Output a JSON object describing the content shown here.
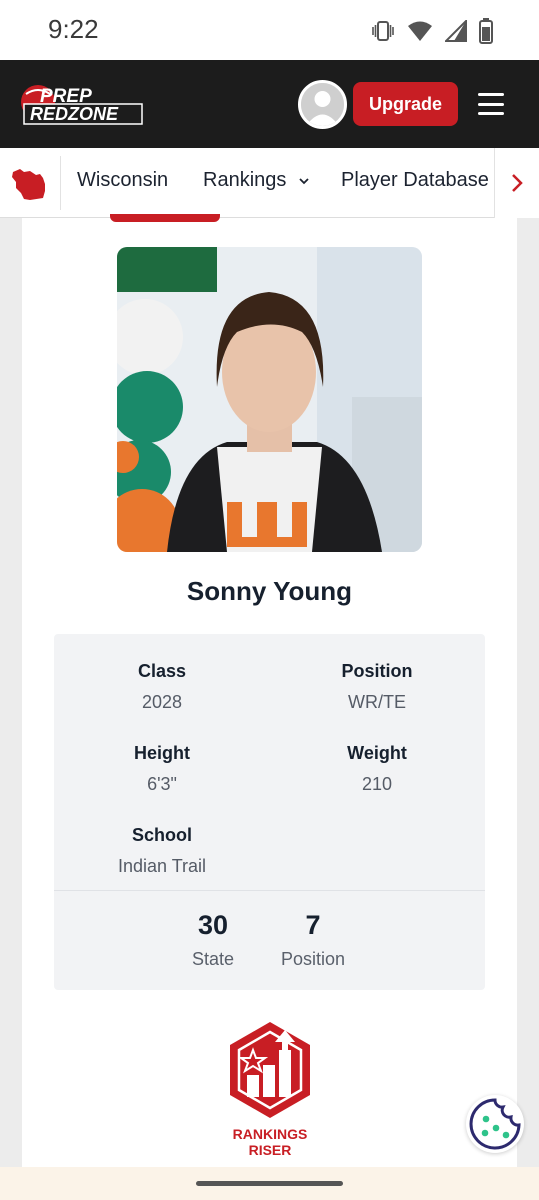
{
  "status_bar": {
    "time": "9:22"
  },
  "header": {
    "logo_top": "PREP",
    "logo_bottom": "REDZONE",
    "upgrade_label": "Upgrade",
    "accent_color": "#c81e24"
  },
  "subnav": {
    "items": [
      {
        "label": "Wisconsin"
      },
      {
        "label": "Rankings",
        "has_dropdown": true
      },
      {
        "label": "Player Database"
      }
    ]
  },
  "player": {
    "name": "Sonny Young",
    "details": {
      "class_label": "Class",
      "class_value": "2028",
      "position_label": "Position",
      "position_value": "WR/TE",
      "height_label": "Height",
      "height_value": "6'3\"",
      "weight_label": "Weight",
      "weight_value": "210",
      "school_label": "School",
      "school_value": "Indian Trail"
    },
    "rankings": {
      "state_rank": "30",
      "state_label": "State",
      "position_rank": "7",
      "position_label": "Position"
    }
  },
  "badge": {
    "line1": "RANKINGS",
    "line2": "RISER"
  }
}
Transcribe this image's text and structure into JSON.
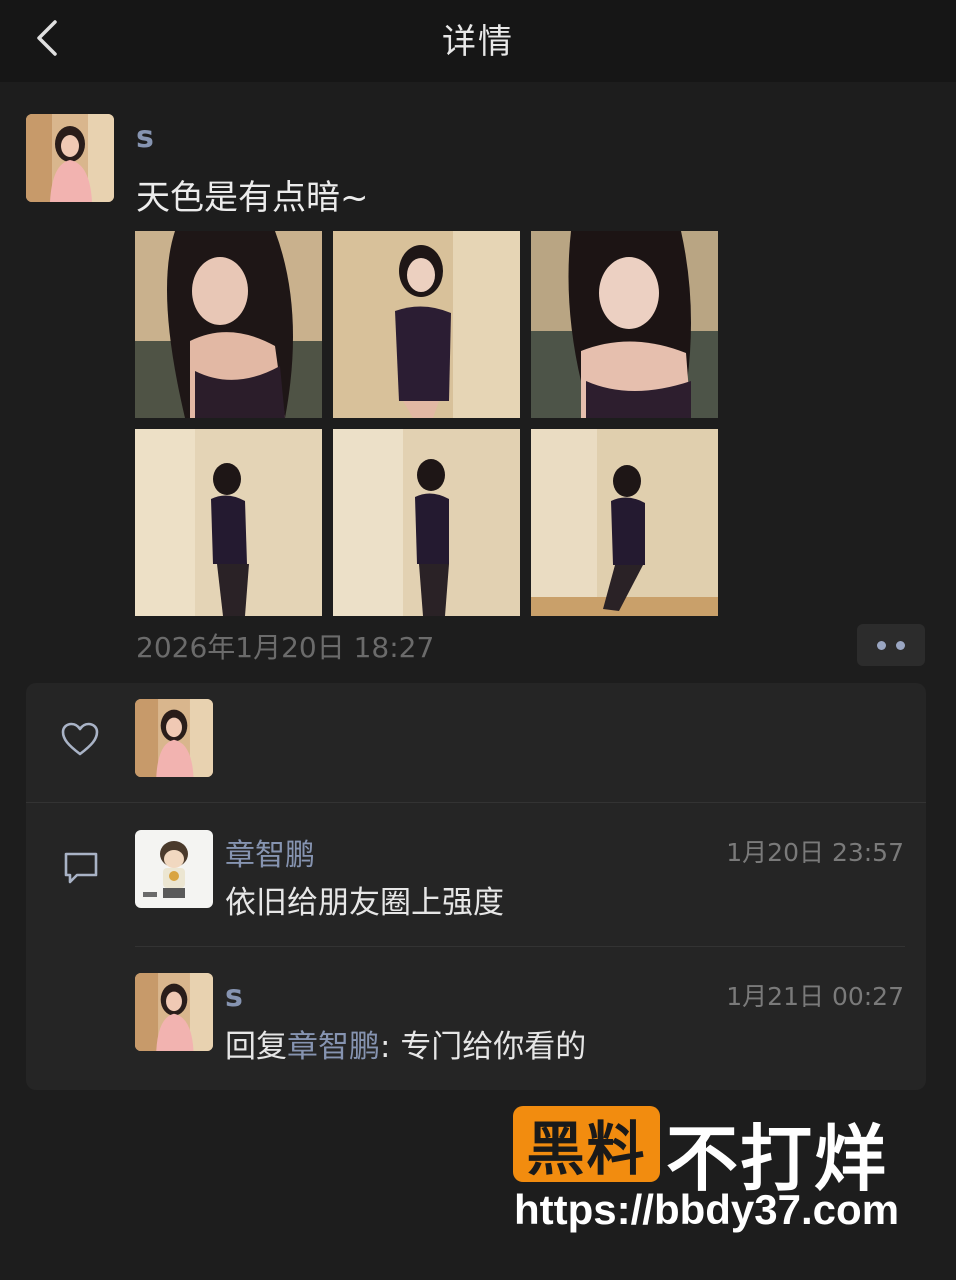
{
  "nav": {
    "title": "详情",
    "back_icon": "chevron-left-icon"
  },
  "post": {
    "author": "s",
    "text": "天色是有点暗~",
    "photo_count": 6,
    "time": "2026年1月20日 18:27",
    "more_icon": "more-dots-icon"
  },
  "likes": {
    "icon": "heart-icon",
    "users": [
      "s"
    ]
  },
  "comments": {
    "icon": "comment-icon",
    "items": [
      {
        "name": "章智鹏",
        "time": "1月20日 23:57",
        "text": "依旧给朋友圈上强度"
      },
      {
        "name": "s",
        "time": "1月21日 00:27",
        "reply_prefix": "回复",
        "reply_to": "章智鹏",
        "reply_sep": ": ",
        "text": "专门给你看的"
      }
    ]
  },
  "watermark": {
    "badge": "黑料",
    "brand": "不打烊",
    "url": "https://bbdy37.com",
    "badge_color": "#f28c0f"
  },
  "colors": {
    "background": "#1d1d1d",
    "name_link": "#8694b1",
    "panel": "#252525"
  }
}
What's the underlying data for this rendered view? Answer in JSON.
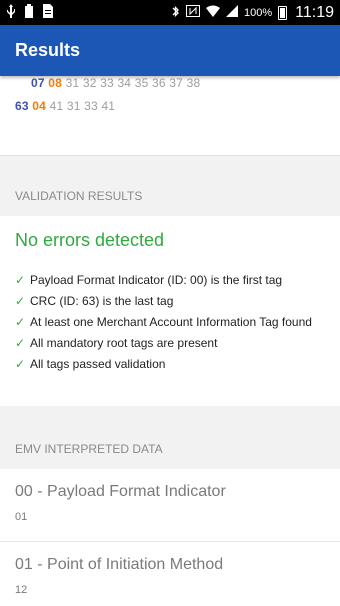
{
  "status_bar": {
    "battery_percent": "100%",
    "time": "11:19",
    "icons": [
      "usb-icon",
      "battery-saver-icon",
      "document-icon",
      "bluetooth-icon",
      "nfc-icon",
      "wifi-icon",
      "signal-icon",
      "battery-icon"
    ]
  },
  "app_bar": {
    "title": "Results"
  },
  "hex_dump": {
    "line1": {
      "tag": "07",
      "length": "08",
      "data": "31 32 33 34 35 36 37 38"
    },
    "line2": {
      "tag": "63",
      "length": "04",
      "data": "41 31 33 41"
    }
  },
  "validation": {
    "header": "VALIDATION RESULTS",
    "status": "No errors detected",
    "checks": [
      "Payload Format Indicator (ID: 00) is the first tag",
      "CRC (ID: 63) is the last tag",
      "At least one Merchant Account Information Tag found",
      "All mandatory root tags are present",
      "All tags passed validation"
    ]
  },
  "emv": {
    "header": "EMV INTERPRETED DATA",
    "items": [
      {
        "title": "00 - Payload Format Indicator",
        "value": "01"
      },
      {
        "title": "01 - Point of Initiation Method",
        "value": "12"
      }
    ]
  },
  "colors": {
    "app_bar": "#1c57b6",
    "success": "#2eaa3e",
    "tag_blue": "#3f51b5",
    "length_orange": "#f57c00"
  }
}
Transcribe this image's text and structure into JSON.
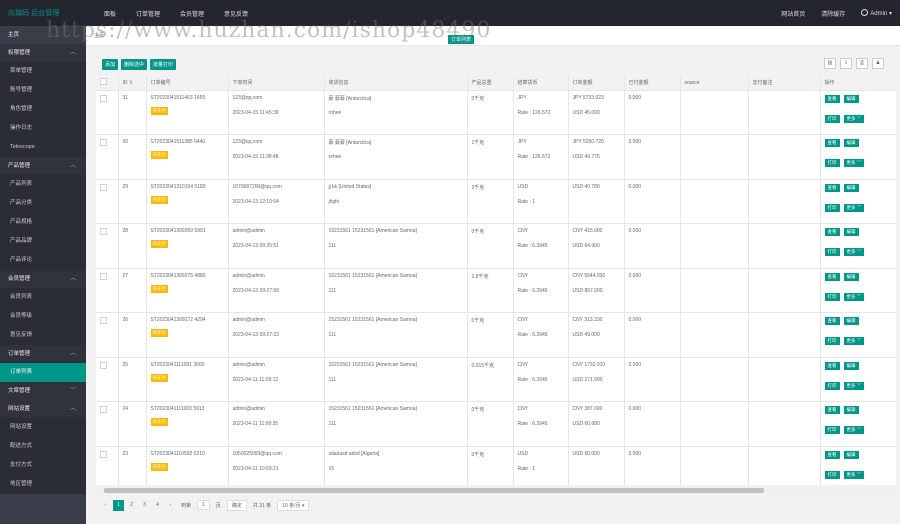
{
  "topbar": {
    "logo": "向瑞码·后台管理",
    "nav": [
      "面板",
      "订单管理",
      "会员管理",
      "意见反馈"
    ],
    "right": [
      "网站首页",
      "清除缓存"
    ],
    "user": "Admin"
  },
  "watermark": "https://www.huzhan.com/ishop48490",
  "sidebar": {
    "home": "主页",
    "groups": [
      {
        "label": "权限管理",
        "items": [
          "菜单管理",
          "账号管理",
          "角色管理",
          "操作日志",
          "Telescope"
        ]
      },
      {
        "label": "产品管理",
        "items": [
          "产品列表",
          "产品分类",
          "产品规格",
          "产品品牌",
          "产品评论"
        ]
      },
      {
        "label": "会员管理",
        "items": [
          "会员列表",
          "会员等级",
          "意见反馈"
        ]
      },
      {
        "label": "订单管理",
        "items": [
          "订单列表"
        ]
      },
      {
        "label": "文章管理",
        "items": []
      },
      {
        "label": "网站设置",
        "items": [
          "网站设置",
          "配送方式",
          "支付方式",
          "地区管理"
        ]
      }
    ]
  },
  "tabs": {
    "home": "主页",
    "active": "订单列表"
  },
  "toolbar": {
    "add": "添加",
    "delete": "删除选中",
    "print": "批量打印"
  },
  "table": {
    "headers": [
      "",
      "ID",
      "订单编号",
      "下单时间",
      "收货信息",
      "产品总重",
      "结算货币",
      "订单金额",
      "已付金额",
      "source",
      "支付备注",
      "操作"
    ],
    "status_badge": "待支付",
    "ops": {
      "view": "查看",
      "edit": "编辑",
      "print": "打印",
      "more": "更多"
    },
    "rows": [
      {
        "id": "31",
        "no": "ST2023041511463 1659",
        "email": "123@qq.com",
        "time": "2023-04-15 11:45:39",
        "addr": "蔡 蔡蔡 [Antarctica]",
        "addr2": "rohee",
        "weight": "0千克",
        "cur": "JPY",
        "rate": "Rate : 126.572",
        "amt": "JPY 5733.023",
        "amt2": "USD 45.000",
        "paid": "0.000"
      },
      {
        "id": "30",
        "no": "ST2023041511385 9440",
        "email": "123@qq.com",
        "time": "2023-04-15 11:38:48",
        "addr": "蔡 蔡蔡 [Antarctica]",
        "addr2": "rehee",
        "weight": "1千克",
        "cur": "JPY",
        "rate": "Rate : 126.572",
        "amt": "JPY 5250.720",
        "amt2": "USD 49.776",
        "paid": "0.000"
      },
      {
        "id": "29",
        "no": "ST2023041310104 5183",
        "email": "1070087200@qq.com",
        "time": "2023-04-13 12:10:04",
        "addr": "jj kk [United States]",
        "addr2": "jhgfo",
        "weight": "3千克",
        "cur": "USD",
        "rate": "Rate : 1",
        "amt": "USD 40.780",
        "amt2": "",
        "paid": "0.000"
      },
      {
        "id": "28",
        "no": "ST2023041309359 5991",
        "email": "admin@admin",
        "time": "2023-04-13 09:35:51",
        "addr": "15231561 15231561 [American Samoa]",
        "addr2": "111",
        "weight": "0千克",
        "cur": "CNY",
        "rate": "Rate : 6.3945",
        "amt": "CNY 415.000",
        "amt2": "USD 64.900",
        "paid": "0.000"
      },
      {
        "id": "27",
        "no": "ST2023041309275 4880",
        "email": "admin@admin",
        "time": "2023-04-13 09:27:58",
        "addr": "15231561 15231561 [American Samoa]",
        "addr2": "111",
        "weight": "2.8千克",
        "cur": "CNY",
        "rate": "Rate : 6.3945",
        "amt": "CNY 5544.030",
        "amt2": "USD 867.000",
        "paid": "0.000"
      },
      {
        "id": "26",
        "no": "ST2023041309272 4294",
        "email": "admin@admin",
        "time": "2023-04-13 09:27:23",
        "addr": "15231561 15231561 [American Samoa]",
        "addr2": "111",
        "weight": "0千克",
        "cur": "CNY",
        "rate": "Rate : 6.3945",
        "amt": "CNY 313.330",
        "amt2": "USD 49.000",
        "paid": "0.000"
      },
      {
        "id": "25",
        "no": "ST2023041111091 3500",
        "email": "admin@admin",
        "time": "2023-04-11 11:09:12",
        "addr": "15231561 15231561 [American Samoa]",
        "addr2": "111",
        "weight": "0.015千克",
        "cur": "CNY",
        "rate": "Rate : 6.3945",
        "amt": "CNY 1732.910",
        "amt2": "USD 271.000",
        "paid": "0.000"
      },
      {
        "id": "24",
        "no": "ST2023041111003 5913",
        "email": "admin@admin",
        "time": "2023-04-11 11:00:35",
        "addr": "15231561 15231561 [American Samoa]",
        "addr2": "111",
        "weight": "0千克",
        "cur": "CNY",
        "rate": "Rate : 6.3945",
        "amt": "CNY 387.690",
        "amt2": "USD 60.680",
        "paid": "0.000"
      },
      {
        "id": "23",
        "no": "ST2023041110592 0210",
        "email": "1050025093@qq.com",
        "time": "2023-04-11 10:59:21",
        "addr": "sdadasd adsd [Algeria]",
        "addr2": "15",
        "weight": "0千克",
        "cur": "USD",
        "rate": "Rate : 1",
        "amt": "USD 60.000",
        "amt2": "",
        "paid": "0.000"
      }
    ]
  },
  "pager": {
    "pages": [
      "1",
      "2",
      "3",
      "4"
    ],
    "next": "›",
    "prev": "‹",
    "goto_label": "到第",
    "goto_value": "1",
    "page_unit": "页",
    "confirm": "确定",
    "total": "共 31 条",
    "per_page": "10 条/页"
  }
}
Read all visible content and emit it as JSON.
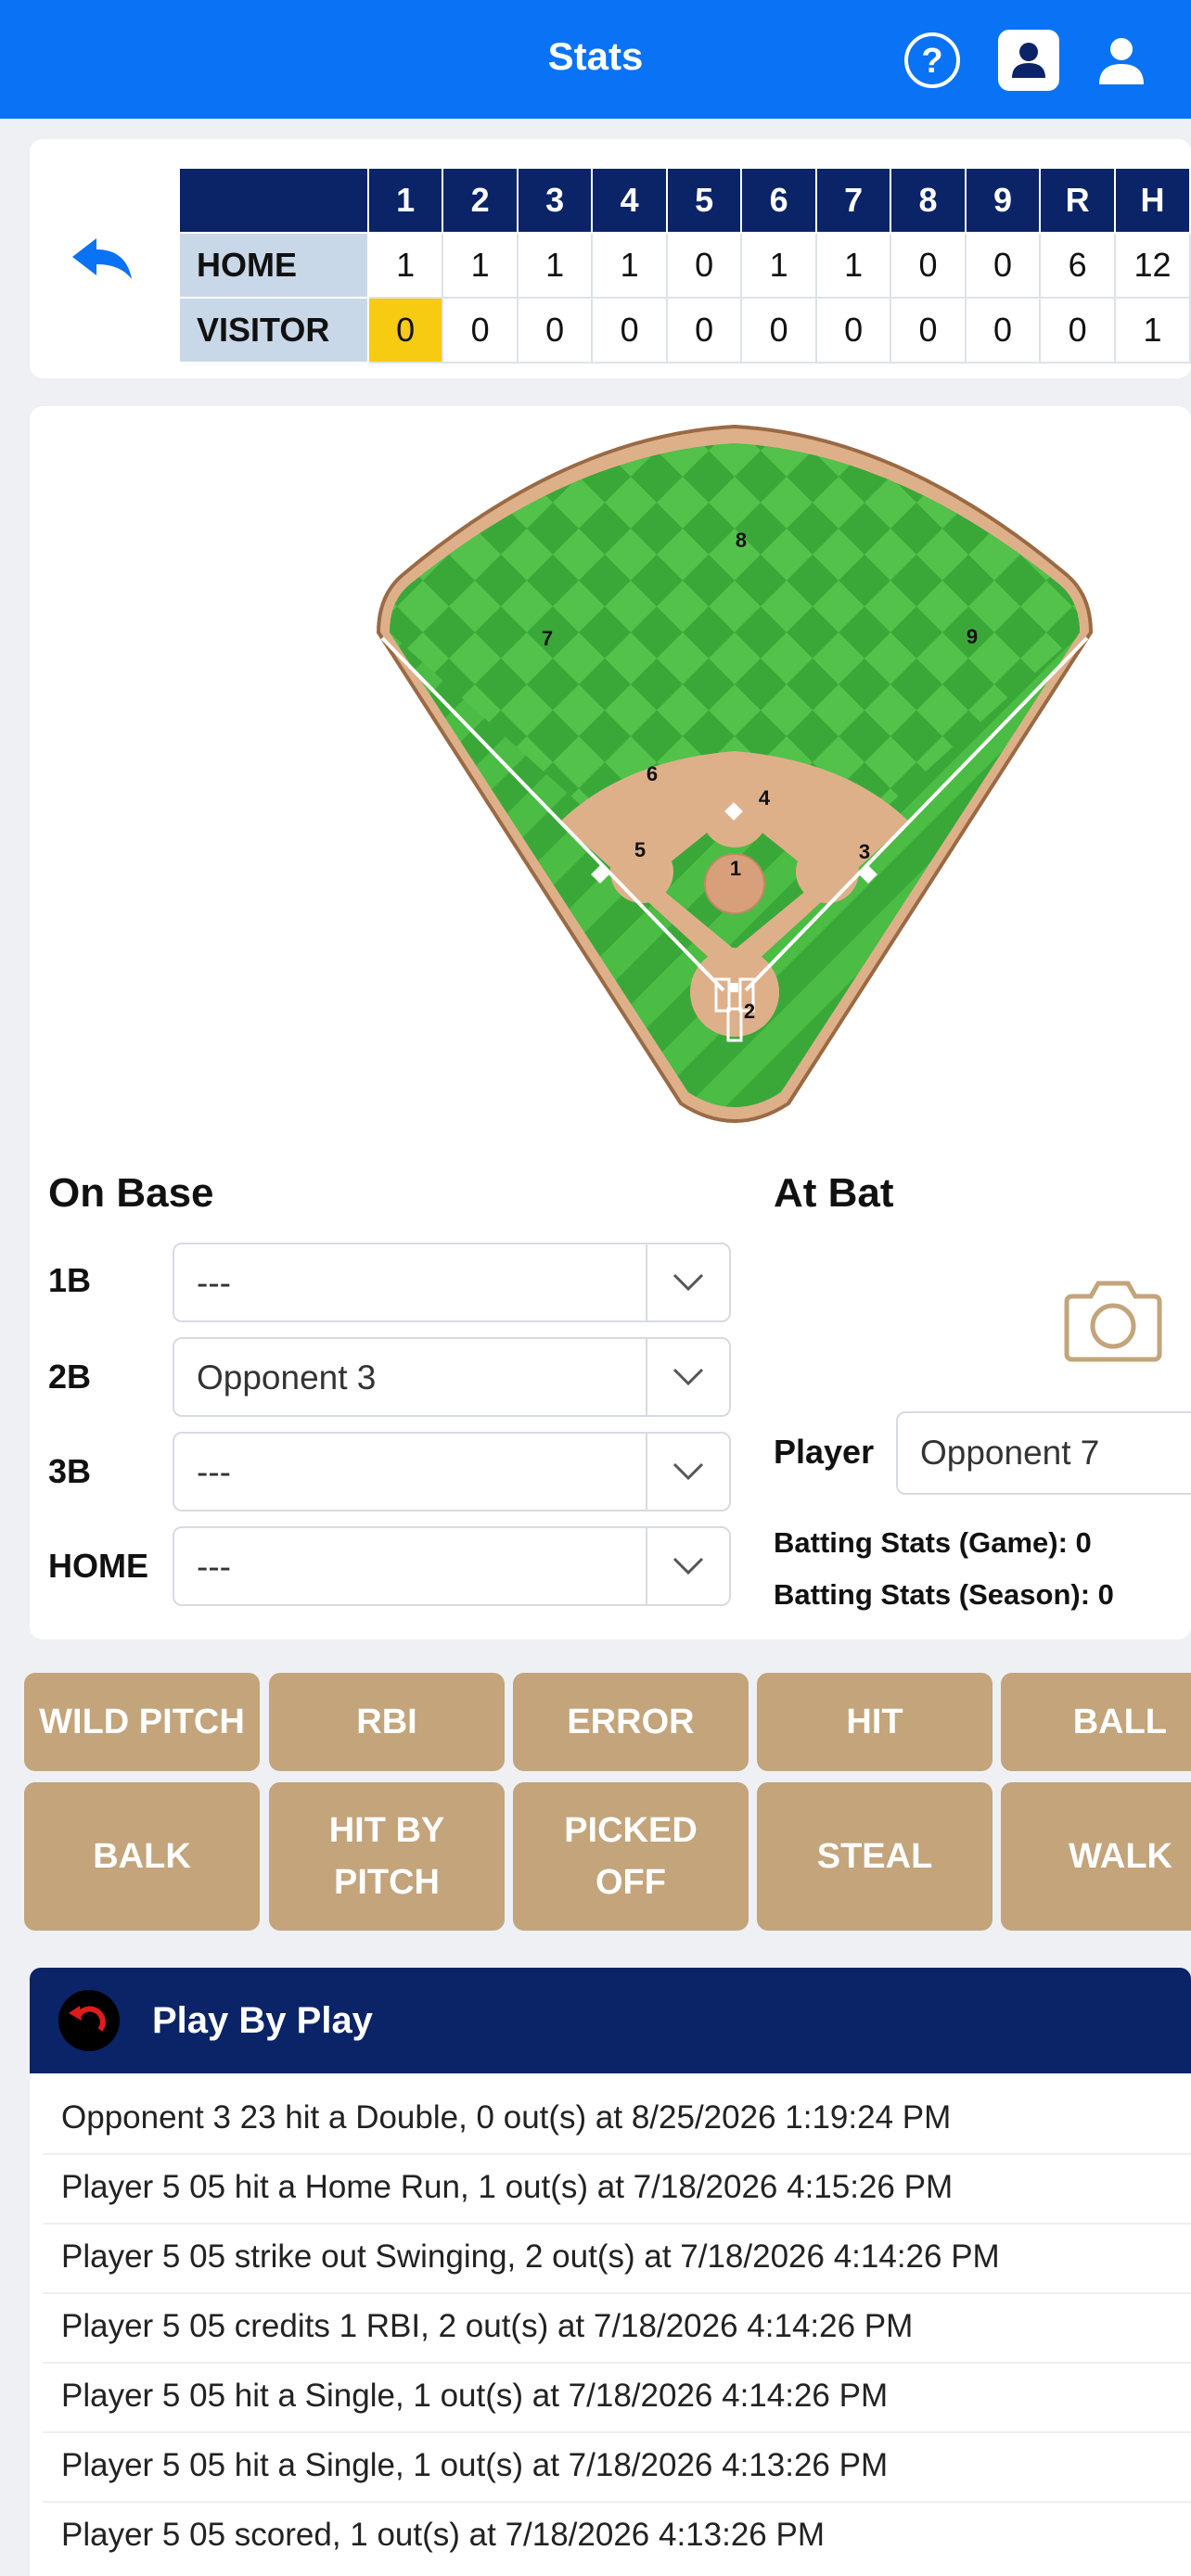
{
  "header": {
    "title": "Stats",
    "icons": [
      "help-icon",
      "id-badge-icon",
      "user-icon"
    ]
  },
  "scoreboard": {
    "columns": [
      "1",
      "2",
      "3",
      "4",
      "5",
      "6",
      "7",
      "8",
      "9",
      "R",
      "H"
    ],
    "rows": [
      {
        "team": "HOME",
        "values": [
          "1",
          "1",
          "1",
          "1",
          "0",
          "1",
          "1",
          "0",
          "0",
          "6",
          "12"
        ]
      },
      {
        "team": "VISITOR",
        "values": [
          "0",
          "0",
          "0",
          "0",
          "0",
          "0",
          "0",
          "0",
          "0",
          "0",
          "1"
        ]
      }
    ],
    "current_inning_highlight": "#f6cb12"
  },
  "field": {
    "positions": [
      "1",
      "2",
      "3",
      "4",
      "5",
      "6",
      "7",
      "8",
      "9"
    ]
  },
  "on_base": {
    "title": "On Base",
    "bases": [
      {
        "label": "1B",
        "value": "---"
      },
      {
        "label": "2B",
        "value": "Opponent 3"
      },
      {
        "label": "3B",
        "value": "---"
      },
      {
        "label": "HOME",
        "value": "---"
      }
    ]
  },
  "at_bat": {
    "title": "At Bat",
    "player_label": "Player",
    "player_value": "Opponent 7",
    "game_stats": "Batting Stats (Game): 0",
    "season_stats": "Batting Stats (Season): 0"
  },
  "actions": {
    "row1": [
      "WILD PITCH",
      "RBI",
      "ERROR",
      "HIT",
      "BALL"
    ],
    "row2": [
      {
        "l1": "BALK",
        "l2": ""
      },
      {
        "l1": "HIT BY",
        "l2": "PITCH"
      },
      {
        "l1": "PICKED",
        "l2": "OFF"
      },
      {
        "l1": "STEAL",
        "l2": ""
      },
      {
        "l1": "WALK",
        "l2": ""
      }
    ]
  },
  "play_by_play": {
    "title": "Play By Play",
    "items": [
      "Opponent 3 23 hit a Double, 0 out(s) at 8/25/2026 1:19:24 PM",
      "Player 5 05 hit a Home Run, 1 out(s) at 7/18/2026 4:15:26 PM",
      "Player 5 05 strike out Swinging, 2 out(s) at 7/18/2026 4:14:26 PM",
      "Player 5 05 credits 1 RBI, 2 out(s) at 7/18/2026 4:14:26 PM",
      "Player 5 05 hit a Single, 1 out(s) at 7/18/2026 4:14:26 PM",
      "Player 5 05 hit a Single, 1 out(s) at 7/18/2026 4:13:26 PM",
      "Player 5 05 scored, 1 out(s) at 7/18/2026 4:13:26 PM"
    ]
  },
  "colors": {
    "accent": "#0a72f5",
    "navy": "#0b2467",
    "action_button": "#c3a47b",
    "grass": "#3fae3a",
    "dirt": "#deb08a"
  }
}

:: WHAT IS BEING ASKED ::
Copy each line containing the word "Stats" from the data.

:: THE SOLUTION ::
    "title": "Stats",
    "game_stats": "Batting Stats (Game): 0",
    "season_stats": "Batting Stats (Season): 0"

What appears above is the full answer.